Raw records
>>
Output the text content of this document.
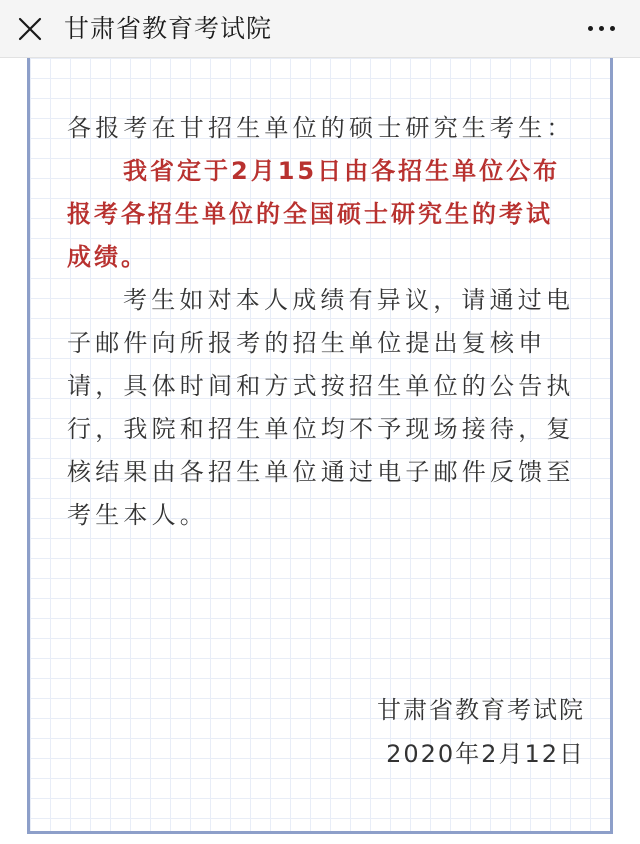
甘肃省教育考试院

各报考在甘招生单位的硕士研究生考生：

我省定于2月15日由各招生单位公布报考各招生单位的全国硕士研究生的考试成绩。

考生如对本人成绩有异议，请通过电子邮件向所报考的招生单位提出复核申请，具体时间和方式按招生单位的公告执行，我院和招生单位均不予现场接待，复核结果由各招生单位通过电子邮件反馈至考生本人。

甘肃省教育考试院
2020年2月12日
<<
--- Written exercise ---
Leave the pictures out, and print every line of the listing exactly as written.

--- Solution to the problem ---
Output the text content of this document.
甘肃省教育考试院

各报考在甘招生单位的硕士研究生考生：

我省定于2月15日由各招生单位公布报考各招生单位的全国硕士研究生的考试成绩。

考生如对本人成绩有异议，请通过电子邮件向所报考的招生单位提出复核申请，具体时间和方式按招生单位的公告执行，我院和招生单位均不予现场接待，复核结果由各招生单位通过电子邮件反馈至考生本人。

甘肃省教育考试院
2020年2月12日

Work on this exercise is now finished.